## [Your instructions]
Copy out every line containing the word "JSON".

Start of Record extracts

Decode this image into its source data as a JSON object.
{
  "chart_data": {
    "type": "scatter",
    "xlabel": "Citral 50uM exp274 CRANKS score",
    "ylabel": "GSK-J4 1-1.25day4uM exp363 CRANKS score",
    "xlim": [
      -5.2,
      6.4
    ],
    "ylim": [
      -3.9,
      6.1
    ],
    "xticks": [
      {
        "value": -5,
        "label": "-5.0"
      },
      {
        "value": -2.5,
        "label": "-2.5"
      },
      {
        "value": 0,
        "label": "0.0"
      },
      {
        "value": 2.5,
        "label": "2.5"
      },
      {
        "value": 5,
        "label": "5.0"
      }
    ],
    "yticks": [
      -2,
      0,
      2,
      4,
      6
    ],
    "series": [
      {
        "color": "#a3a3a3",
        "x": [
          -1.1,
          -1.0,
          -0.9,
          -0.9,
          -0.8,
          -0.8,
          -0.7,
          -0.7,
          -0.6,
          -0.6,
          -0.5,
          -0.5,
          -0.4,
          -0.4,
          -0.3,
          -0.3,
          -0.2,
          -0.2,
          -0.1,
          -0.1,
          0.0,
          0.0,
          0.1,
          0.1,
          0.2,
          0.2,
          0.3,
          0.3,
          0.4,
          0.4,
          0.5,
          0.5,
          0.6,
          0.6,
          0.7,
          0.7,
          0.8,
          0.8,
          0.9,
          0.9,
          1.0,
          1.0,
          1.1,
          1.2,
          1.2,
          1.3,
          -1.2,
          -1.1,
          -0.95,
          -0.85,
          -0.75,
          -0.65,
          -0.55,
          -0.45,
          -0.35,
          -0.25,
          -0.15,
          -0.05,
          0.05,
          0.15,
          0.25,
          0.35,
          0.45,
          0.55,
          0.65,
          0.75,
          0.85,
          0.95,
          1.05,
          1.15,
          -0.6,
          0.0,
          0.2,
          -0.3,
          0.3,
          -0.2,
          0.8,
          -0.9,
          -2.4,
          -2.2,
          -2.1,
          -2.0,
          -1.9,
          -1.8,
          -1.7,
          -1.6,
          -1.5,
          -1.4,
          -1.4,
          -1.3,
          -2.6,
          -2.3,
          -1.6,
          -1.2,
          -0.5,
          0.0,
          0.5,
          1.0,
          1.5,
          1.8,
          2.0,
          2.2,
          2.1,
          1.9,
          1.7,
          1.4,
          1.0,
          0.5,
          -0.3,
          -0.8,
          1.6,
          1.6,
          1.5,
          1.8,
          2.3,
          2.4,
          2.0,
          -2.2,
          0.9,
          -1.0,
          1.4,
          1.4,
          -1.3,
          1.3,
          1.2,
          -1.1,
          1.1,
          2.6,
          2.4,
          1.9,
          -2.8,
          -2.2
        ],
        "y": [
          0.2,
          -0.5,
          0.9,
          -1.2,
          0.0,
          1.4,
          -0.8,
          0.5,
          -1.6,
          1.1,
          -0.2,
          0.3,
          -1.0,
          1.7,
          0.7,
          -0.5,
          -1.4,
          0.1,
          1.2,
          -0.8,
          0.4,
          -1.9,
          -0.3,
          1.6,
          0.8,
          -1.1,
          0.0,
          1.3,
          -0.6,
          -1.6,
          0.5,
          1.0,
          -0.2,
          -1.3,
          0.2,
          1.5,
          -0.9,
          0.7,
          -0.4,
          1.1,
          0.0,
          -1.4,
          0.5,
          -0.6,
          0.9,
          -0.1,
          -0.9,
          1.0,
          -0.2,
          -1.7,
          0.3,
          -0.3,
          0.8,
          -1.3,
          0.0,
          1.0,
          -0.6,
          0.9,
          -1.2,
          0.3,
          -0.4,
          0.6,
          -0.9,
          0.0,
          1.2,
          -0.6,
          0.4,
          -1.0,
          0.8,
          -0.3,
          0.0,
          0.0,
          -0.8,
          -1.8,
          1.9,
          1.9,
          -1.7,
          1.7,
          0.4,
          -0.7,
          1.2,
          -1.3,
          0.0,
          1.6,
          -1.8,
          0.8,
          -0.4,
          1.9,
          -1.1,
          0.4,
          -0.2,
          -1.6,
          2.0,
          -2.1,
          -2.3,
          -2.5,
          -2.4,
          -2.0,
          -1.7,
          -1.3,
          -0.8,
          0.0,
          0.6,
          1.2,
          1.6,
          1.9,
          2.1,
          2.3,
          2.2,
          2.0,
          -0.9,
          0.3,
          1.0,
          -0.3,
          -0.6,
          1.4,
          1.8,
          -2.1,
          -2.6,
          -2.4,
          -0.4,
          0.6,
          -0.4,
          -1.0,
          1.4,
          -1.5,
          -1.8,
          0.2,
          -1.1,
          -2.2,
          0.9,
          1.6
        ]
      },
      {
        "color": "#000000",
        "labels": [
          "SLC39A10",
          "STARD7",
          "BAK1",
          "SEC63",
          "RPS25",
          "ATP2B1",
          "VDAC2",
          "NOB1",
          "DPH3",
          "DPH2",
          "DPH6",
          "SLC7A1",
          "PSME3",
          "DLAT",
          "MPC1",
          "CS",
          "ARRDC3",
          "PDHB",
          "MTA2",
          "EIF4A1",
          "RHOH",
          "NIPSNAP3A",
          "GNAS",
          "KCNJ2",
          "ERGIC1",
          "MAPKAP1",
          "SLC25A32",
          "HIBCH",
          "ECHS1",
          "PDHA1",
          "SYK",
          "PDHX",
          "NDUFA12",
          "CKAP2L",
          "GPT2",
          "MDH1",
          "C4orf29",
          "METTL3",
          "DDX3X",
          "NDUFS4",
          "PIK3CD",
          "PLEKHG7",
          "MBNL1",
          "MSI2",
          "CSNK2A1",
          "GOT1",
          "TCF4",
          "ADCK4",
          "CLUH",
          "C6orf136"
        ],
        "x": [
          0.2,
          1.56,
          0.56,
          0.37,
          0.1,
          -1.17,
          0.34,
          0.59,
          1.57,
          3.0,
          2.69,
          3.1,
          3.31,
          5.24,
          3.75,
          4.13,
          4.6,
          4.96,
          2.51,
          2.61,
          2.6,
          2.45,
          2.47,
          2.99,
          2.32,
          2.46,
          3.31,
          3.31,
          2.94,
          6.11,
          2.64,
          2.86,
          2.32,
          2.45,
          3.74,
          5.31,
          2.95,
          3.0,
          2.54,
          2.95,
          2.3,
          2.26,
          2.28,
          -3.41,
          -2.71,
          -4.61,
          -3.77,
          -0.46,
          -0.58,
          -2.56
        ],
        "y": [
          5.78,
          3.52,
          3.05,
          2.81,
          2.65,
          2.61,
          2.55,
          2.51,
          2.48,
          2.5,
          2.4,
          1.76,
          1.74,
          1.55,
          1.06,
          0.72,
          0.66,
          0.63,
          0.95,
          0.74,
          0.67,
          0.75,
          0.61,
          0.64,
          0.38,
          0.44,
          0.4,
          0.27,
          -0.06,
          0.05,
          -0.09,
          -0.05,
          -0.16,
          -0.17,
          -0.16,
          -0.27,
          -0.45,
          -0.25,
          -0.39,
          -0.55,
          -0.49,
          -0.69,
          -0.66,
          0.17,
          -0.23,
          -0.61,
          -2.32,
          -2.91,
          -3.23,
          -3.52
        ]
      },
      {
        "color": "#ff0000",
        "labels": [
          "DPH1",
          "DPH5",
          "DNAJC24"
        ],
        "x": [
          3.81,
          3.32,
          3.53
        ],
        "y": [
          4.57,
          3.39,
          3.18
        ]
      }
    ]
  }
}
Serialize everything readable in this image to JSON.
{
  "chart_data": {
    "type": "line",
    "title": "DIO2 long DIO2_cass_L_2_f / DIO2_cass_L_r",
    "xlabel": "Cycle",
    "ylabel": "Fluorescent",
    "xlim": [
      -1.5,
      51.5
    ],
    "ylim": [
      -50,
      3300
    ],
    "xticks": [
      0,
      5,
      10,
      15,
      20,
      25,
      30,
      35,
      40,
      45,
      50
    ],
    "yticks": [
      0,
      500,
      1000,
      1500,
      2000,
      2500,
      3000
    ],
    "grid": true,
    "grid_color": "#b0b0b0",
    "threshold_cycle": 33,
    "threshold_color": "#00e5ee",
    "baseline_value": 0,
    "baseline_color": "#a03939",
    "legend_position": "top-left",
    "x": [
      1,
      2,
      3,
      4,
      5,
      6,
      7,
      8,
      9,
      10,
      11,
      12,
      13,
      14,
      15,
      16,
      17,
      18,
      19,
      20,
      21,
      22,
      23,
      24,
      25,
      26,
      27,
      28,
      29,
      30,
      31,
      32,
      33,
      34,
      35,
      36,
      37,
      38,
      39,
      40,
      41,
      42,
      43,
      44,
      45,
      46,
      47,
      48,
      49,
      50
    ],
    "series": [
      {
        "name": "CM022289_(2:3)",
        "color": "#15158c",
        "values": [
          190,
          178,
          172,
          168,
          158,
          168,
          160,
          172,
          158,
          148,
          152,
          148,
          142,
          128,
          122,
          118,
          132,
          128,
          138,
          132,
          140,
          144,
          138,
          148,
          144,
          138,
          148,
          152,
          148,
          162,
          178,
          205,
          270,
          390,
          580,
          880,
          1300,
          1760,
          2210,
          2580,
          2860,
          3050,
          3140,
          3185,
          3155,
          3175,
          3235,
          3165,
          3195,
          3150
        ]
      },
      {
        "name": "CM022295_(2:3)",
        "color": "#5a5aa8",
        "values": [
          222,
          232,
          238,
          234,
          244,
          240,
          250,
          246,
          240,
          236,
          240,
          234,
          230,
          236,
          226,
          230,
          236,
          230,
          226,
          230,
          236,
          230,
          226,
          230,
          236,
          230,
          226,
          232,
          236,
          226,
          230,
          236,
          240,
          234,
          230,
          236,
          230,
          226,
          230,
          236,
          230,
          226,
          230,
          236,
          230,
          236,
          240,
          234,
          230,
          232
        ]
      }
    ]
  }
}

End of Record extracts

## [Reply to the exercise]
Decode this image into its source data as a JSON object.
Serialize everything readable in this image to JSON.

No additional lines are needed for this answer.